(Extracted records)
────

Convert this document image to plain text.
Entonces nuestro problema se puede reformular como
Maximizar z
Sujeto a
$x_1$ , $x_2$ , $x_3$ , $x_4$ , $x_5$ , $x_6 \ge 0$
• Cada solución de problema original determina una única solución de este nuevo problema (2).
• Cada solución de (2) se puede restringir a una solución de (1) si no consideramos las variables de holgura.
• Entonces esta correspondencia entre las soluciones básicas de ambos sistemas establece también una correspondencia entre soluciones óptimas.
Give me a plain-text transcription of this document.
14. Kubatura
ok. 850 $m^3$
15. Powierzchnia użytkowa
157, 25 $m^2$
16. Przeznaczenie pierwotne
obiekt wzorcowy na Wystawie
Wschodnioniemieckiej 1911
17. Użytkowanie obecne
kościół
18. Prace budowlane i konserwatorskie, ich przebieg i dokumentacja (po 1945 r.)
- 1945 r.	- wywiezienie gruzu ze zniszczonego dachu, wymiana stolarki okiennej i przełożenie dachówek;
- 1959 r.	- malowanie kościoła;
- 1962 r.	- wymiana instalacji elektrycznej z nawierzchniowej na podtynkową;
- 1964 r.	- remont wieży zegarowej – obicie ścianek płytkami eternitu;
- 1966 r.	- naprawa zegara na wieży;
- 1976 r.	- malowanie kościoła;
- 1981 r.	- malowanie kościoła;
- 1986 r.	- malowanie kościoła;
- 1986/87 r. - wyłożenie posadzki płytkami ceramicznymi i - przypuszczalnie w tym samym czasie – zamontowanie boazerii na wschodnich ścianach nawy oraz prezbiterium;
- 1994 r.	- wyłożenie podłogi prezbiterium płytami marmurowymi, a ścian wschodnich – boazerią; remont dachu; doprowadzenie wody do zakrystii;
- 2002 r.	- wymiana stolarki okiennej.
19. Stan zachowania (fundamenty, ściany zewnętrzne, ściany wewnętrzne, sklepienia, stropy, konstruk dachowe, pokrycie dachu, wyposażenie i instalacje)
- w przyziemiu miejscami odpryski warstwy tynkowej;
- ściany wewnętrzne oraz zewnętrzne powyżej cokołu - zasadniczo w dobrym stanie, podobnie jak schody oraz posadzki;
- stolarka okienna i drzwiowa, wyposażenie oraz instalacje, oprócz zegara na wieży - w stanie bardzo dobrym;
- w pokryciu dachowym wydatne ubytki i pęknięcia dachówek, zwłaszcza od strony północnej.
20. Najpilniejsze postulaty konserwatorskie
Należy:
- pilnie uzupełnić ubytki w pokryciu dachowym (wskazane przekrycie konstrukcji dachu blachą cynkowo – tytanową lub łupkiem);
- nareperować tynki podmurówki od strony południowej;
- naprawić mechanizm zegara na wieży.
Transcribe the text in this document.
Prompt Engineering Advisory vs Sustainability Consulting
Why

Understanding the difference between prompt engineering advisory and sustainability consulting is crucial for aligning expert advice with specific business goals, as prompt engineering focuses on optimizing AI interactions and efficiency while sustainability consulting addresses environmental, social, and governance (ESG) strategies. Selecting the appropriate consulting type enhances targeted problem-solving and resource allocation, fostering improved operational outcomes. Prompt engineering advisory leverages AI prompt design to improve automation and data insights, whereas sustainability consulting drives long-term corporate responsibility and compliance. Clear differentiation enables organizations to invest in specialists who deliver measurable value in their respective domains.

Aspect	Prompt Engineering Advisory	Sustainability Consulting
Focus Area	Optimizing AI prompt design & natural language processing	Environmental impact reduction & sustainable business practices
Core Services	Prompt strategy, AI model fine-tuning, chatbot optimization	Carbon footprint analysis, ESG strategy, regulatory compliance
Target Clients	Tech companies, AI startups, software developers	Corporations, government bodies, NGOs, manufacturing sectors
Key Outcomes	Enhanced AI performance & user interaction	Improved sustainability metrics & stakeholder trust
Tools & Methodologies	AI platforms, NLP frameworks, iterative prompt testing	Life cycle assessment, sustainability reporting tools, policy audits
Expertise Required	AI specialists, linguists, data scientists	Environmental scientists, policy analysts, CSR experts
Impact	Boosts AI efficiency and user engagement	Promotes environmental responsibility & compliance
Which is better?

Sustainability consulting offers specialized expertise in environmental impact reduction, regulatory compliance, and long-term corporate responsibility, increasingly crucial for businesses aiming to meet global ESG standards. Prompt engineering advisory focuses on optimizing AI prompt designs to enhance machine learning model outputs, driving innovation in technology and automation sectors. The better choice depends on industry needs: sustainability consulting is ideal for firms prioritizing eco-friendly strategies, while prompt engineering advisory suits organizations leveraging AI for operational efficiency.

────

• _PROBLEM_:
Report the number of lines in the listing above that include the word "ubytki", and nothing else.

• _OUTPUT OF THE TASK_:
2